## Start DATA TO USE

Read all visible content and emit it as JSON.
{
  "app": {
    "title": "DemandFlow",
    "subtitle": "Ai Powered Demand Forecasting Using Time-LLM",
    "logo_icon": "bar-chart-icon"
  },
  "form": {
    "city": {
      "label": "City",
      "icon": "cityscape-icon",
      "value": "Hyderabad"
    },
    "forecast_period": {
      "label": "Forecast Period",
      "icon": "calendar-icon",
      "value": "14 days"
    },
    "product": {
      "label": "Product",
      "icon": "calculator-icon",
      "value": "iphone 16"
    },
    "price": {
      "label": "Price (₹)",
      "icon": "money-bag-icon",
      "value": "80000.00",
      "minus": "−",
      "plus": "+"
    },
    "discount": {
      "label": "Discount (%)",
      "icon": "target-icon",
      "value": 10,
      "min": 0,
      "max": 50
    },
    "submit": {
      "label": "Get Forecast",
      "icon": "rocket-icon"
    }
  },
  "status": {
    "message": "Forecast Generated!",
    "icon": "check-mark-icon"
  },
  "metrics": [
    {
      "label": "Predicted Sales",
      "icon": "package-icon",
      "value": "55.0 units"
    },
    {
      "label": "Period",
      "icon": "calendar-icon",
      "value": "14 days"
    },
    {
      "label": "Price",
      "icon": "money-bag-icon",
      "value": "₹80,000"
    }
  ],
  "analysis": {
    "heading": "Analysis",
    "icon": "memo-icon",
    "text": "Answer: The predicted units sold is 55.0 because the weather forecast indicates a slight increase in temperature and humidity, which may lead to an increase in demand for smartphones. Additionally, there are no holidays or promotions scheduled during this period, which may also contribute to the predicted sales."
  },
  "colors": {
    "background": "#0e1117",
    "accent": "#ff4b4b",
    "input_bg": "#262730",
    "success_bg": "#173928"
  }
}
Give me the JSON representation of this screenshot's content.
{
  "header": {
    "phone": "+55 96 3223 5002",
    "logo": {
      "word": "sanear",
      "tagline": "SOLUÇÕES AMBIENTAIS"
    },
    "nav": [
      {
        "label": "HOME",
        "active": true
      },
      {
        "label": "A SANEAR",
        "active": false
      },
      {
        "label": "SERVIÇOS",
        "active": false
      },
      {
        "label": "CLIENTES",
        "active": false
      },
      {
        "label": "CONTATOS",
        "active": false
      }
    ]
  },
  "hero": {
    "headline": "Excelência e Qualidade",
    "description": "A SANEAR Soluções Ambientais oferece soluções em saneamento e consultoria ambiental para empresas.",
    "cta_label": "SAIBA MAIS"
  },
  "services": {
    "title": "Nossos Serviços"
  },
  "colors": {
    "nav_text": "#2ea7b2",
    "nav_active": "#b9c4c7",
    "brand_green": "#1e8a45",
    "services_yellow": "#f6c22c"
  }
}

## End DATA TO USE

■ **SET PROBLEM**
Extract the listing in its entirety, matching it exactly.

■ **REPLY TO THE TASK**
Read all visible content and emit it as JSON.
{
  "app": {
    "title": "DemandFlow",
    "subtitle": "Ai Powered Demand Forecasting Using Time-LLM",
    "logo_icon": "bar-chart-icon"
  },
  "form": {
    "city": {
      "label": "City",
      "icon": "cityscape-icon",
      "value": "Hyderabad"
    },
    "forecast_period": {
      "label": "Forecast Period",
      "icon": "calendar-icon",
      "value": "14 days"
    },
    "product": {
      "label": "Product",
      "icon": "calculator-icon",
      "value": "iphone 16"
    },
    "price": {
      "label": "Price (₹)",
      "icon": "money-bag-icon",
      "value": "80000.00",
      "minus": "−",
      "plus": "+"
    },
    "discount": {
      "label": "Discount (%)",
      "icon": "target-icon",
      "value": 10,
      "min": 0,
      "max": 50
    },
    "submit": {
      "label": "Get Forecast",
      "icon": "rocket-icon"
    }
  },
  "status": {
    "message": "Forecast Generated!",
    "icon": "check-mark-icon"
  },
  "metrics": [
    {
      "label": "Predicted Sales",
      "icon": "package-icon",
      "value": "55.0 units"
    },
    {
      "label": "Period",
      "icon": "calendar-icon",
      "value": "14 days"
    },
    {
      "label": "Price",
      "icon": "money-bag-icon",
      "value": "₹80,000"
    }
  ],
  "analysis": {
    "heading": "Analysis",
    "icon": "memo-icon",
    "text": "Answer: The predicted units sold is 55.0 because the weather forecast indicates a slight increase in temperature and humidity, which may lead to an increase in demand for smartphones. Additionally, there are no holidays or promotions scheduled during this period, which may also contribute to the predicted sales."
  },
  "colors": {
    "background": "#0e1117",
    "accent": "#ff4b4b",
    "input_bg": "#262730",
    "success_bg": "#173928"
  }
}
Give me the JSON representation of this screenshot's content.
{
  "header": {
    "phone": "+55 96 3223 5002",
    "logo": {
      "word": "sanear",
      "tagline": "SOLUÇÕES AMBIENTAIS"
    },
    "nav": [
      {
        "label": "HOME",
        "active": true
      },
      {
        "label": "A SANEAR",
        "active": false
      },
      {
        "label": "SERVIÇOS",
        "active": false
      },
      {
        "label": "CLIENTES",
        "active": false
      },
      {
        "label": "CONTATOS",
        "active": false
      }
    ]
  },
  "hero": {
    "headline": "Excelência e Qualidade",
    "description": "A SANEAR Soluções Ambientais oferece soluções em saneamento e consultoria ambiental para empresas.",
    "cta_label": "SAIBA MAIS"
  },
  "services": {
    "title": "Nossos Serviços"
  },
  "colors": {
    "nav_text": "#2ea7b2",
    "nav_active": "#b9c4c7",
    "brand_green": "#1e8a45",
    "services_yellow": "#f6c22c"
  }
}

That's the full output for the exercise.